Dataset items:
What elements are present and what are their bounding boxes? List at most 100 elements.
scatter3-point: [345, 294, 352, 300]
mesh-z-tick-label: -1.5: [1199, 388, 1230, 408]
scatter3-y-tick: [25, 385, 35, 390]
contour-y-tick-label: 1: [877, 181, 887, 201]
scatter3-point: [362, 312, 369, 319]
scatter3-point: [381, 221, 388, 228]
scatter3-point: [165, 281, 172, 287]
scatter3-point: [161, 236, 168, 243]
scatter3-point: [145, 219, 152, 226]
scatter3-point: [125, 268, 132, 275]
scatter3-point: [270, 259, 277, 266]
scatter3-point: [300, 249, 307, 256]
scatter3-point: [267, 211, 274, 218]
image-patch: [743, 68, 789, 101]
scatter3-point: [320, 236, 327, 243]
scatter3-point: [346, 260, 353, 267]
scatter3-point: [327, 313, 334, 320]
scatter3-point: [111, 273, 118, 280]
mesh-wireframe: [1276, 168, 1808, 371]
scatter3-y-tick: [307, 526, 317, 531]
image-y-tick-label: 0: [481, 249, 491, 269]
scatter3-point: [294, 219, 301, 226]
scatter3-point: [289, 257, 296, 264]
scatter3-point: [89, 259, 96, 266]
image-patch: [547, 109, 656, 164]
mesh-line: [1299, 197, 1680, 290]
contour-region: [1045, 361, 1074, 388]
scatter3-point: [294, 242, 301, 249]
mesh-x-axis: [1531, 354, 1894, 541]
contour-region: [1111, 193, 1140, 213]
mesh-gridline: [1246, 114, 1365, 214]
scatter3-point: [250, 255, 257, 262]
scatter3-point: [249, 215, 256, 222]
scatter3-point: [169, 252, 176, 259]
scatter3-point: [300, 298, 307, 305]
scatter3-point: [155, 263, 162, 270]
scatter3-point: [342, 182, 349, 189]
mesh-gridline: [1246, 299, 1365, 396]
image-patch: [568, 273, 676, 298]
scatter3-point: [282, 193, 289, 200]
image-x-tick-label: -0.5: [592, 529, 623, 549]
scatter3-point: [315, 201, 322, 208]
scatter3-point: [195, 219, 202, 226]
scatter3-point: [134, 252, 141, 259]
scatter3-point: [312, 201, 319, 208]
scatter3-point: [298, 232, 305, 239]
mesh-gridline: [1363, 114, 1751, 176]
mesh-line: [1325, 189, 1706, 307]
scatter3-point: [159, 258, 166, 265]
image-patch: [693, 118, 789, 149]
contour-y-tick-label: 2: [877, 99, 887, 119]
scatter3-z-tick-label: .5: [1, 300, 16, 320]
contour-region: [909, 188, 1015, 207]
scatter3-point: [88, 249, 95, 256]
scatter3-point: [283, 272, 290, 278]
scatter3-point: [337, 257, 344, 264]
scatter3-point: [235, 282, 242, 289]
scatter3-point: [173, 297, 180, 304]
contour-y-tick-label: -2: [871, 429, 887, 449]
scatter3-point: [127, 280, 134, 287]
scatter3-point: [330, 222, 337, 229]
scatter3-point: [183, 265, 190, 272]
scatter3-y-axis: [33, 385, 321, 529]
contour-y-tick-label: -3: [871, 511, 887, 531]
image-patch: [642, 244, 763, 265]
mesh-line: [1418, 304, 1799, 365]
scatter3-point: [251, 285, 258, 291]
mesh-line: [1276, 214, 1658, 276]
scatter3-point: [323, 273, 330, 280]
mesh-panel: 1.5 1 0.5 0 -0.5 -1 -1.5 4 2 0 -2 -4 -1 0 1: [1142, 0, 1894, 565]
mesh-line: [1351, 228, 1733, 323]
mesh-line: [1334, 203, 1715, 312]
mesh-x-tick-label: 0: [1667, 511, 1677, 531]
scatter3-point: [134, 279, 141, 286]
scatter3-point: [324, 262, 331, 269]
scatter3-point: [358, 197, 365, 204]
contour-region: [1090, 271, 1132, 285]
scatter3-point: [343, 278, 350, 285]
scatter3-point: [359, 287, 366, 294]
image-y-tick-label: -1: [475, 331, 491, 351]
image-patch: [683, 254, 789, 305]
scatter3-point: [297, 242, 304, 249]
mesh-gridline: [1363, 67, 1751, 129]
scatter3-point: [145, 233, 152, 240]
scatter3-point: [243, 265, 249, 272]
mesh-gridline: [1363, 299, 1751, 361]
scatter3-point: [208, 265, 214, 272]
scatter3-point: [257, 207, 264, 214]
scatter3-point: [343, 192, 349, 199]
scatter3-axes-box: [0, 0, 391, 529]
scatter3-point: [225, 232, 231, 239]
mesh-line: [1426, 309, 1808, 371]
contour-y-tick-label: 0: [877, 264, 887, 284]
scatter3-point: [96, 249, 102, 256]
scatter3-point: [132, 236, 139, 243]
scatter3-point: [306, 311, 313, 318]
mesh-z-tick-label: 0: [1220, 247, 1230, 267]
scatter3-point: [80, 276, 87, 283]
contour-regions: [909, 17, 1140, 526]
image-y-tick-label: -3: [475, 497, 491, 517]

THE TASK:
Copy the listing above word for word, from its first line down to and including the line with "scatter3-point: [320, 236, 327, 243]".

TASK RESULT:
What elements are present and what are their bounding boxes? List at most 100 elements.
scatter3-point: [345, 294, 352, 300]
mesh-z-tick-label: -1.5: [1199, 388, 1230, 408]
scatter3-y-tick: [25, 385, 35, 390]
contour-y-tick-label: 1: [877, 181, 887, 201]
scatter3-point: [362, 312, 369, 319]
scatter3-point: [381, 221, 388, 228]
scatter3-point: [165, 281, 172, 287]
scatter3-point: [161, 236, 168, 243]
scatter3-point: [145, 219, 152, 226]
scatter3-point: [125, 268, 132, 275]
scatter3-point: [270, 259, 277, 266]
scatter3-point: [300, 249, 307, 256]
scatter3-point: [267, 211, 274, 218]
image-patch: [743, 68, 789, 101]
scatter3-point: [320, 236, 327, 243]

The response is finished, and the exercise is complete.